*MATERIAL FOR THIS TASK*

****************

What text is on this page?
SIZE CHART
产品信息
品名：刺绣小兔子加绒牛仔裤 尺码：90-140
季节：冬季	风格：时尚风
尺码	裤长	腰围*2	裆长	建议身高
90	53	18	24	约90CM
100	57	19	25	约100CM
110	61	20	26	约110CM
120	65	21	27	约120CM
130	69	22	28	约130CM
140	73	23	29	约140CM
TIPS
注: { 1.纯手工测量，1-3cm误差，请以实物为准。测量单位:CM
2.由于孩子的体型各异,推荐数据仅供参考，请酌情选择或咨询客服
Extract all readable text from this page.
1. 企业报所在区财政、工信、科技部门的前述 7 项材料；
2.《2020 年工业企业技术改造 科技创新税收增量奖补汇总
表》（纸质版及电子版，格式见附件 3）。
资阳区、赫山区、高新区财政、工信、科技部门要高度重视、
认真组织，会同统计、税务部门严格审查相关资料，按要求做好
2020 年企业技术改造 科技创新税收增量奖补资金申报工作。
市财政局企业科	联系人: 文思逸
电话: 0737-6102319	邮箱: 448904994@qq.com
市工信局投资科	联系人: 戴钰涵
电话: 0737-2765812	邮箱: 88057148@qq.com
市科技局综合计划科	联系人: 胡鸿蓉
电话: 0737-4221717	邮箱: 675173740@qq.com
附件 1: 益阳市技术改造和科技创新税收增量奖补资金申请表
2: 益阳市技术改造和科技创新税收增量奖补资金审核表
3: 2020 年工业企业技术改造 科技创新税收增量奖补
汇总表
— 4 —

****************

*TASK DESCRIPTION*
Each of the records should be retyped exactly.

*SOLUTION TO THIS TASK*
What text is on this page?
SIZE CHART
产品信息
品名：刺绣小兔子加绒牛仔裤 尺码：90-140
季节：冬季	风格：时尚风
尺码	裤长	腰围*2	裆长	建议身高
90	53	18	24	约90CM
100	57	19	25	约100CM
110	61	20	26	约110CM
120	65	21	27	约120CM
130	69	22	28	约130CM
140	73	23	29	约140CM
TIPS
注: { 1.纯手工测量，1-3cm误差，请以实物为准。测量单位:CM
2.由于孩子的体型各异,推荐数据仅供参考，请酌情选择或咨询客服
Extract all readable text from this page.
1. 企业报所在区财政、工信、科技部门的前述 7 项材料；
2.《2020 年工业企业技术改造 科技创新税收增量奖补汇总
表》（纸质版及电子版，格式见附件 3）。
资阳区、赫山区、高新区财政、工信、科技部门要高度重视、
认真组织，会同统计、税务部门严格审查相关资料，按要求做好
2020 年企业技术改造 科技创新税收增量奖补资金申报工作。
市财政局企业科	联系人: 文思逸
电话: 0737-6102319	邮箱: 448904994@qq.com
市工信局投资科	联系人: 戴钰涵
电话: 0737-2765812	邮箱: 88057148@qq.com
市科技局综合计划科	联系人: 胡鸿蓉
电话: 0737-4221717	邮箱: 675173740@qq.com
附件 1: 益阳市技术改造和科技创新税收增量奖补资金申请表
2: 益阳市技术改造和科技创新税收增量奖补资金审核表
3: 2020 年工业企业技术改造 科技创新税收增量奖补
汇总表
— 4 —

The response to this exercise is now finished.